_WORK TO BE COMPLETED_. Each record needs to be echoed exactly; can you do that?

— Start of LISTING —

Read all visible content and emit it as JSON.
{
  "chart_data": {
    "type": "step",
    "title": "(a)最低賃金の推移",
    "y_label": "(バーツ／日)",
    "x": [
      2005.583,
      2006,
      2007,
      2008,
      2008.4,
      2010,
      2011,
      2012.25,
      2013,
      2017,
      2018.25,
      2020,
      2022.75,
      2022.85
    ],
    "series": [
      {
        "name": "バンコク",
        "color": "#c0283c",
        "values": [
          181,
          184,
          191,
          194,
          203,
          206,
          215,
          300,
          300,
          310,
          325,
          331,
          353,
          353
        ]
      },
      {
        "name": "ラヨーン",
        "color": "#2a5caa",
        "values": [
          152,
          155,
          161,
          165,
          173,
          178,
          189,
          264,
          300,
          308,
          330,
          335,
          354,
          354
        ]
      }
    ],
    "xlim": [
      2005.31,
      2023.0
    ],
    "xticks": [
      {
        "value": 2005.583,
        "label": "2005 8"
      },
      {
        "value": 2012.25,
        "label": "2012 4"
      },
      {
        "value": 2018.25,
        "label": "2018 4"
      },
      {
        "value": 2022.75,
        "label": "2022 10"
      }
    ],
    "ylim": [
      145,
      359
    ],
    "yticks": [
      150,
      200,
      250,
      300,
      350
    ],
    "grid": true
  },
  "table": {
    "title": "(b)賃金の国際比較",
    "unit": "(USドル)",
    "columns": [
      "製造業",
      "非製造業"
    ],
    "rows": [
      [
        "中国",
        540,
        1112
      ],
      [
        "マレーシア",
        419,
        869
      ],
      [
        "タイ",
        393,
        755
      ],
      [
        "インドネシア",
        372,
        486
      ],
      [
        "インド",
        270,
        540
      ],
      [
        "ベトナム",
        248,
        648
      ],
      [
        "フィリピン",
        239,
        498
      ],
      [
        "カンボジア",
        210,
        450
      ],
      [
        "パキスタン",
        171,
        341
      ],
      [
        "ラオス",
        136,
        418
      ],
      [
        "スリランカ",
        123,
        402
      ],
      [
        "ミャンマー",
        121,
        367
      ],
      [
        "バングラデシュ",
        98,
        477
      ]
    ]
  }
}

— End of LISTING —

_CORRECT ANSWER_.
Read all visible content and emit it as JSON.
{
  "chart_data": {
    "type": "step",
    "title": "(a)最低賃金の推移",
    "y_label": "(バーツ／日)",
    "x": [
      2005.583,
      2006,
      2007,
      2008,
      2008.4,
      2010,
      2011,
      2012.25,
      2013,
      2017,
      2018.25,
      2020,
      2022.75,
      2022.85
    ],
    "series": [
      {
        "name": "バンコク",
        "color": "#c0283c",
        "values": [
          181,
          184,
          191,
          194,
          203,
          206,
          215,
          300,
          300,
          310,
          325,
          331,
          353,
          353
        ]
      },
      {
        "name": "ラヨーン",
        "color": "#2a5caa",
        "values": [
          152,
          155,
          161,
          165,
          173,
          178,
          189,
          264,
          300,
          308,
          330,
          335,
          354,
          354
        ]
      }
    ],
    "xlim": [
      2005.31,
      2023.0
    ],
    "xticks": [
      {
        "value": 2005.583,
        "label": "2005 8"
      },
      {
        "value": 2012.25,
        "label": "2012 4"
      },
      {
        "value": 2018.25,
        "label": "2018 4"
      },
      {
        "value": 2022.75,
        "label": "2022 10"
      }
    ],
    "ylim": [
      145,
      359
    ],
    "yticks": [
      150,
      200,
      250,
      300,
      350
    ],
    "grid": true
  },
  "table": {
    "title": "(b)賃金の国際比較",
    "unit": "(USドル)",
    "columns": [
      "製造業",
      "非製造業"
    ],
    "rows": [
      [
        "中国",
        540,
        1112
      ],
      [
        "マレーシア",
        419,
        869
      ],
      [
        "タイ",
        393,
        755
      ],
      [
        "インドネシア",
        372,
        486
      ],
      [
        "インド",
        270,
        540
      ],
      [
        "ベトナム",
        248,
        648
      ],
      [
        "フィリピン",
        239,
        498
      ],
      [
        "カンボジア",
        210,
        450
      ],
      [
        "パキスタン",
        171,
        341
      ],
      [
        "ラオス",
        136,
        418
      ],
      [
        "スリランカ",
        123,
        402
      ],
      [
        "ミャンマー",
        121,
        367
      ],
      [
        "バングラデシュ",
        98,
        477
      ]
    ]
  }
}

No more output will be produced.